→ **Extracted records**
== == ==
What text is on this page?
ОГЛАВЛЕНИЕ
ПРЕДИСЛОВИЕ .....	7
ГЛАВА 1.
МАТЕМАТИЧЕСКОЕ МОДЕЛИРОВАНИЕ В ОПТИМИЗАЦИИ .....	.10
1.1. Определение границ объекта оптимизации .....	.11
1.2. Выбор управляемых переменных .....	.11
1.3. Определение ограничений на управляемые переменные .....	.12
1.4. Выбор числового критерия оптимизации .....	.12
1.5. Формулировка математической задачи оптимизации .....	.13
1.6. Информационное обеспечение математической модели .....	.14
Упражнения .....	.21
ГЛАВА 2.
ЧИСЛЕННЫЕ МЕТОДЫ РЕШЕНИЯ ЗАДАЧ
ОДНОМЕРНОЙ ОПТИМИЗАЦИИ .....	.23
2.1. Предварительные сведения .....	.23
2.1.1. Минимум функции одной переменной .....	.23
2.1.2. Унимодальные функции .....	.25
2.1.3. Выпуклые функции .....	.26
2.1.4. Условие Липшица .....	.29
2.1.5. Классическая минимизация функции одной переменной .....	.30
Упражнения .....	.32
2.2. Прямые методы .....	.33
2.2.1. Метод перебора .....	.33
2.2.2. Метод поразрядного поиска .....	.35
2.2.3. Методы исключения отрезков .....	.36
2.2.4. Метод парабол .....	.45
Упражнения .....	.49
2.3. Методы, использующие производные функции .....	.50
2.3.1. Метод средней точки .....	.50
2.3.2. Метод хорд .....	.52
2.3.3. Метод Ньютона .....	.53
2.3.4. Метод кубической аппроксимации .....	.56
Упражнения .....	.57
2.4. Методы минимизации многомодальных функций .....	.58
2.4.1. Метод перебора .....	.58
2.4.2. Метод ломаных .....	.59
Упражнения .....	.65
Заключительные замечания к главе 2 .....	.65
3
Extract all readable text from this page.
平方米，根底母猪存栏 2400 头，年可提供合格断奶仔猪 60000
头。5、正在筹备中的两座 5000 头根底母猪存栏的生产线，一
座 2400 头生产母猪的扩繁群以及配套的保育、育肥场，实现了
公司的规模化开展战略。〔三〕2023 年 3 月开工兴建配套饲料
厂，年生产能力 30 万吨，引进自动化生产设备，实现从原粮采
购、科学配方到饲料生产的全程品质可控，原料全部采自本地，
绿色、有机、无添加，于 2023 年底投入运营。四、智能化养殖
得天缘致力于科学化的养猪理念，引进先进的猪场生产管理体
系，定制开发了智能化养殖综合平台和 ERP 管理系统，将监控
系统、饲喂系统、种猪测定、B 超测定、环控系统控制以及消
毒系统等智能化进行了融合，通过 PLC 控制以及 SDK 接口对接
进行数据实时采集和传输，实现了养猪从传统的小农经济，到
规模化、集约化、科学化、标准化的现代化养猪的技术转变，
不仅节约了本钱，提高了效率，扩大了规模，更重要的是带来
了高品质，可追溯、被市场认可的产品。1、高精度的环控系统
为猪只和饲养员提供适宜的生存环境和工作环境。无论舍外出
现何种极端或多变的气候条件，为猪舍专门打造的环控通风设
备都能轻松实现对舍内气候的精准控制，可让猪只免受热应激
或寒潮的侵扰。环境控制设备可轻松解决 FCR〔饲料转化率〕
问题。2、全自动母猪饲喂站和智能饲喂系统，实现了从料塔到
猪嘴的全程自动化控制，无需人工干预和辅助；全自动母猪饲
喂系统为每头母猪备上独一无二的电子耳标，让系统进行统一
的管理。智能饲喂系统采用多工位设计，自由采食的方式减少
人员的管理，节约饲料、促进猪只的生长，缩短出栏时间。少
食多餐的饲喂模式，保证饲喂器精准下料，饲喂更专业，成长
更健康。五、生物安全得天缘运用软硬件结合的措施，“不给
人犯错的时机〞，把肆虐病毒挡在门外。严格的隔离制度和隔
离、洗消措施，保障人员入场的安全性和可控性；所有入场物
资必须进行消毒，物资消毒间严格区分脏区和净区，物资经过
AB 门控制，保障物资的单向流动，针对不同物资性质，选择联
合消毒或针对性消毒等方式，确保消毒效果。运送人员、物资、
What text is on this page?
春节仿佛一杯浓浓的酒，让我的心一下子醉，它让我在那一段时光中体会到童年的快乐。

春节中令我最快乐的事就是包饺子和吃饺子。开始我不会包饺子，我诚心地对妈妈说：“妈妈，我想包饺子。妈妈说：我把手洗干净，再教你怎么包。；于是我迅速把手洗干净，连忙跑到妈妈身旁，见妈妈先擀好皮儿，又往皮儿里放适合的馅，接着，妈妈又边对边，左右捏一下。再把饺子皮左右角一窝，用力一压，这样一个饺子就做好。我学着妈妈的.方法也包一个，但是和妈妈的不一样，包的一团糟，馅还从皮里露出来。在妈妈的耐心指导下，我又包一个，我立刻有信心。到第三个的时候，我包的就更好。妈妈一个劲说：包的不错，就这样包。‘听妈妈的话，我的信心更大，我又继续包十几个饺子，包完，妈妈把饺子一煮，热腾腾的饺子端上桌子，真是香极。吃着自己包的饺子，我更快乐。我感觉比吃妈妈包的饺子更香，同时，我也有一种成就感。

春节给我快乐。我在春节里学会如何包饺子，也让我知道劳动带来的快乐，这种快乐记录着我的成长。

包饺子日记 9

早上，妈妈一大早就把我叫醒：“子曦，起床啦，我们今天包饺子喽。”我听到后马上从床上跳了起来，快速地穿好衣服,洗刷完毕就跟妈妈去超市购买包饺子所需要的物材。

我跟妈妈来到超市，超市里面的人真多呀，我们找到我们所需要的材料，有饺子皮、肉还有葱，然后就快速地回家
== == ==
→ **Instructions to follow**
Generate an exact reproduction of all entries.

→ **Response to the task**
What text is on this page?
ОГЛАВЛЕНИЕ
ПРЕДИСЛОВИЕ .....	7
ГЛАВА 1.
МАТЕМАТИЧЕСКОЕ МОДЕЛИРОВАНИЕ В ОПТИМИЗАЦИИ .....	.10
1.1. Определение границ объекта оптимизации .....	.11
1.2. Выбор управляемых переменных .....	.11
1.3. Определение ограничений на управляемые переменные .....	.12
1.4. Выбор числового критерия оптимизации .....	.12
1.5. Формулировка математической задачи оптимизации .....	.13
1.6. Информационное обеспечение математической модели .....	.14
Упражнения .....	.21
ГЛАВА 2.
ЧИСЛЕННЫЕ МЕТОДЫ РЕШЕНИЯ ЗАДАЧ
ОДНОМЕРНОЙ ОПТИМИЗАЦИИ .....	.23
2.1. Предварительные сведения .....	.23
2.1.1. Минимум функции одной переменной .....	.23
2.1.2. Унимодальные функции .....	.25
2.1.3. Выпуклые функции .....	.26
2.1.4. Условие Липшица .....	.29
2.1.5. Классическая минимизация функции одной переменной .....	.30
Упражнения .....	.32
2.2. Прямые методы .....	.33
2.2.1. Метод перебора .....	.33
2.2.2. Метод поразрядного поиска .....	.35
2.2.3. Методы исключения отрезков .....	.36
2.2.4. Метод парабол .....	.45
Упражнения .....	.49
2.3. Методы, использующие производные функции .....	.50
2.3.1. Метод средней точки .....	.50
2.3.2. Метод хорд .....	.52
2.3.3. Метод Ньютона .....	.53
2.3.4. Метод кубической аппроксимации .....	.56
Упражнения .....	.57
2.4. Методы минимизации многомодальных функций .....	.58
2.4.1. Метод перебора .....	.58
2.4.2. Метод ломаных .....	.59
Упражнения .....	.65
Заключительные замечания к главе 2 .....	.65
3
Extract all readable text from this page.
平方米，根底母猪存栏 2400 头，年可提供合格断奶仔猪 60000
头。5、正在筹备中的两座 5000 头根底母猪存栏的生产线，一
座 2400 头生产母猪的扩繁群以及配套的保育、育肥场，实现了
公司的规模化开展战略。〔三〕2023 年 3 月开工兴建配套饲料
厂，年生产能力 30 万吨，引进自动化生产设备，实现从原粮采
购、科学配方到饲料生产的全程品质可控，原料全部采自本地，
绿色、有机、无添加，于 2023 年底投入运营。四、智能化养殖
得天缘致力于科学化的养猪理念，引进先进的猪场生产管理体
系，定制开发了智能化养殖综合平台和 ERP 管理系统，将监控
系统、饲喂系统、种猪测定、B 超测定、环控系统控制以及消
毒系统等智能化进行了融合，通过 PLC 控制以及 SDK 接口对接
进行数据实时采集和传输，实现了养猪从传统的小农经济，到
规模化、集约化、科学化、标准化的现代化养猪的技术转变，
不仅节约了本钱，提高了效率，扩大了规模，更重要的是带来
了高品质，可追溯、被市场认可的产品。1、高精度的环控系统
为猪只和饲养员提供适宜的生存环境和工作环境。无论舍外出
现何种极端或多变的气候条件，为猪舍专门打造的环控通风设
备都能轻松实现对舍内气候的精准控制，可让猪只免受热应激
或寒潮的侵扰。环境控制设备可轻松解决 FCR〔饲料转化率〕
问题。2、全自动母猪饲喂站和智能饲喂系统，实现了从料塔到
猪嘴的全程自动化控制，无需人工干预和辅助；全自动母猪饲
喂系统为每头母猪备上独一无二的电子耳标，让系统进行统一
的管理。智能饲喂系统采用多工位设计，自由采食的方式减少
人员的管理，节约饲料、促进猪只的生长，缩短出栏时间。少
食多餐的饲喂模式，保证饲喂器精准下料，饲喂更专业，成长
更健康。五、生物安全得天缘运用软硬件结合的措施，“不给
人犯错的时机〞，把肆虐病毒挡在门外。严格的隔离制度和隔
离、洗消措施，保障人员入场的安全性和可控性；所有入场物
资必须进行消毒，物资消毒间严格区分脏区和净区，物资经过
AB 门控制，保障物资的单向流动，针对不同物资性质，选择联
合消毒或针对性消毒等方式，确保消毒效果。运送人员、物资、
What text is on this page?
春节仿佛一杯浓浓的酒，让我的心一下子醉，它让我在那一段时光中体会到童年的快乐。

春节中令我最快乐的事就是包饺子和吃饺子。开始我不会包饺子，我诚心地对妈妈说：“妈妈，我想包饺子。妈妈说：我把手洗干净，再教你怎么包。；于是我迅速把手洗干净，连忙跑到妈妈身旁，见妈妈先擀好皮儿，又往皮儿里放适合的馅，接着，妈妈又边对边，左右捏一下。再把饺子皮左右角一窝，用力一压，这样一个饺子就做好。我学着妈妈的.方法也包一个，但是和妈妈的不一样，包的一团糟，馅还从皮里露出来。在妈妈的耐心指导下，我又包一个，我立刻有信心。到第三个的时候，我包的就更好。妈妈一个劲说：包的不错，就这样包。‘听妈妈的话，我的信心更大，我又继续包十几个饺子，包完，妈妈把饺子一煮，热腾腾的饺子端上桌子，真是香极。吃着自己包的饺子，我更快乐。我感觉比吃妈妈包的饺子更香，同时，我也有一种成就感。

春节给我快乐。我在春节里学会如何包饺子，也让我知道劳动带来的快乐，这种快乐记录着我的成长。

包饺子日记 9

早上，妈妈一大早就把我叫醒：“子曦，起床啦，我们今天包饺子喽。”我听到后马上从床上跳了起来，快速地穿好衣服,洗刷完毕就跟妈妈去超市购买包饺子所需要的物材。

我跟妈妈来到超市，超市里面的人真多呀，我们找到我们所需要的材料，有饺子皮、肉还有葱，然后就快速地回家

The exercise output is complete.